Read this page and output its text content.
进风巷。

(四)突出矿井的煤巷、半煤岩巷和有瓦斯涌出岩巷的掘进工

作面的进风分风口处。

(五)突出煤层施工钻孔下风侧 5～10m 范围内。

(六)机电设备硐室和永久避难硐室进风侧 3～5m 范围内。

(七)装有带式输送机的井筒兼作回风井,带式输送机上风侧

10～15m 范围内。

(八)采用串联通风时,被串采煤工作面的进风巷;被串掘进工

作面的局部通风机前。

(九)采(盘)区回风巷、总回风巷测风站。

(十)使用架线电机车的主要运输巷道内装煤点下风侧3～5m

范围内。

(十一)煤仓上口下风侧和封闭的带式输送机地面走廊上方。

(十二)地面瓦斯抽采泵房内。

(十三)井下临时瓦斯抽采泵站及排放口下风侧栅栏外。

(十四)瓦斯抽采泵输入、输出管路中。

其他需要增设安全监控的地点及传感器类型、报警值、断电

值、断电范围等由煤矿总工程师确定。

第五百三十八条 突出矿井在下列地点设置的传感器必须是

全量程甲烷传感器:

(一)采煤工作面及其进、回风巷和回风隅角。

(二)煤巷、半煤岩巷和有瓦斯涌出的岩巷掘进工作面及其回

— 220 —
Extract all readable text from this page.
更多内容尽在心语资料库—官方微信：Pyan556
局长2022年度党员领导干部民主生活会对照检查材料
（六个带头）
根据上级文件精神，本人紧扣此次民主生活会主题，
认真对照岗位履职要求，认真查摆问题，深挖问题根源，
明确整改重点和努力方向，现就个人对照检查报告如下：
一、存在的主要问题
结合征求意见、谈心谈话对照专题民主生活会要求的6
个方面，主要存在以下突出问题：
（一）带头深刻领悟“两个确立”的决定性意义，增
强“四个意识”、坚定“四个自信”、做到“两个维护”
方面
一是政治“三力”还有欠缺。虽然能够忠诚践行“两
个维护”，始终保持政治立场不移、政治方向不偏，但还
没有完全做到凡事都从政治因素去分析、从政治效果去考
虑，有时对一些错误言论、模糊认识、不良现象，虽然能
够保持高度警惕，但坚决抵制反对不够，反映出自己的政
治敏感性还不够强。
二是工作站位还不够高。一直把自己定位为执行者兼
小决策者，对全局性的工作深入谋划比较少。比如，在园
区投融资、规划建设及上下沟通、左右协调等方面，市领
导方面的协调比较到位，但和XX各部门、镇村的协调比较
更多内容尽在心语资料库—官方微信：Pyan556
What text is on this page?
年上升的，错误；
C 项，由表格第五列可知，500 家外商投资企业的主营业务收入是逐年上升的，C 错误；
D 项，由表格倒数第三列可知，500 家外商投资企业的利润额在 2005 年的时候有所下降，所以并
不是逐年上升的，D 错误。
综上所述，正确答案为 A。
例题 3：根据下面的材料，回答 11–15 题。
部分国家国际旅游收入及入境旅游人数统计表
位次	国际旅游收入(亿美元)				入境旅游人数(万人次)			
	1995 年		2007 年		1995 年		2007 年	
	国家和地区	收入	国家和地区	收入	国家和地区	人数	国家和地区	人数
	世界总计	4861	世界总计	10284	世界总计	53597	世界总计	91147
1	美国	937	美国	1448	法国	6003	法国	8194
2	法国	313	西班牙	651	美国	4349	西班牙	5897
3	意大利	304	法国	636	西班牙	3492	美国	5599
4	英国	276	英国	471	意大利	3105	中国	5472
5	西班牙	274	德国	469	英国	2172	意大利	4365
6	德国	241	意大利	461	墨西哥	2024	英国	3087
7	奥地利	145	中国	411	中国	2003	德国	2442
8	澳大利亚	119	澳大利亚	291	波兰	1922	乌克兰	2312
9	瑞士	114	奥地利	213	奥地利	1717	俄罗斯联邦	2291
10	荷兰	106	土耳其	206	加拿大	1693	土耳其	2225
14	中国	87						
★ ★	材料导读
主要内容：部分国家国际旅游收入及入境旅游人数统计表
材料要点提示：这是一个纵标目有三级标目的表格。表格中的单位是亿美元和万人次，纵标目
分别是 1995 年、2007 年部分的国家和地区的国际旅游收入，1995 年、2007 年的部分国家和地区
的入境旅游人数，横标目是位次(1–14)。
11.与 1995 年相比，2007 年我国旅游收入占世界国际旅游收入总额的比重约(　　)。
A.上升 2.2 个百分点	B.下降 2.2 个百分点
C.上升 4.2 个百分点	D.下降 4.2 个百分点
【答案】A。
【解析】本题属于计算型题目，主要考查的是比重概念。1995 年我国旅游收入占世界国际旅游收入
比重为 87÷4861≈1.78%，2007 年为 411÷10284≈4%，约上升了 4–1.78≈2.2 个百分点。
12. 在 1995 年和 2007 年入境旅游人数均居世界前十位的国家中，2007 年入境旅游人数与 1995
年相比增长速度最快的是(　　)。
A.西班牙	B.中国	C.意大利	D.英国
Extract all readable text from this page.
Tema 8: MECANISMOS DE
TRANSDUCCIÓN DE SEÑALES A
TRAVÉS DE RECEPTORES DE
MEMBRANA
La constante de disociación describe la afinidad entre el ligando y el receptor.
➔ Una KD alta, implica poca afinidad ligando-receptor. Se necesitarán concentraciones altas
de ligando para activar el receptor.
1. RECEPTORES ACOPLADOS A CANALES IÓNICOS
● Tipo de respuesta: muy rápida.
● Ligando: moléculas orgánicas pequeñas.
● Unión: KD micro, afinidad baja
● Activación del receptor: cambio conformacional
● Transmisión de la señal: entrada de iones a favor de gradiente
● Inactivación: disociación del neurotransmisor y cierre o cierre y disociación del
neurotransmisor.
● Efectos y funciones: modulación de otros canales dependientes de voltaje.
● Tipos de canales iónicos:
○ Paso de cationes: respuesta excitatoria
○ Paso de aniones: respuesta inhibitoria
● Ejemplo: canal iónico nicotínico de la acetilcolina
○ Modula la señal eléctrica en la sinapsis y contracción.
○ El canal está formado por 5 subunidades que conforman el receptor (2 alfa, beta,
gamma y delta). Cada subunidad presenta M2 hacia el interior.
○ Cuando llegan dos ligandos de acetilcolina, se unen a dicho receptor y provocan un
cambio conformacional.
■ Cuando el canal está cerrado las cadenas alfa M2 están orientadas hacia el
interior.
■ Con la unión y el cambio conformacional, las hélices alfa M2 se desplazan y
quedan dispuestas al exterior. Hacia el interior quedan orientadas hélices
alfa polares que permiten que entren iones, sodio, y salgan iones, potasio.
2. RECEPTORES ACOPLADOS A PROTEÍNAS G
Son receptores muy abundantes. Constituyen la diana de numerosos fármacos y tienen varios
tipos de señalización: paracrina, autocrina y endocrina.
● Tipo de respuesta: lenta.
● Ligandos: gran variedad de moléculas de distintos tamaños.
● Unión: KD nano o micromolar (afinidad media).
* * *
Copy out every line from the material above in which the word "page" appears.

Read this page and output its text content.
Extract all readable text from this page.
What text is on this page?
Extract all readable text from this page.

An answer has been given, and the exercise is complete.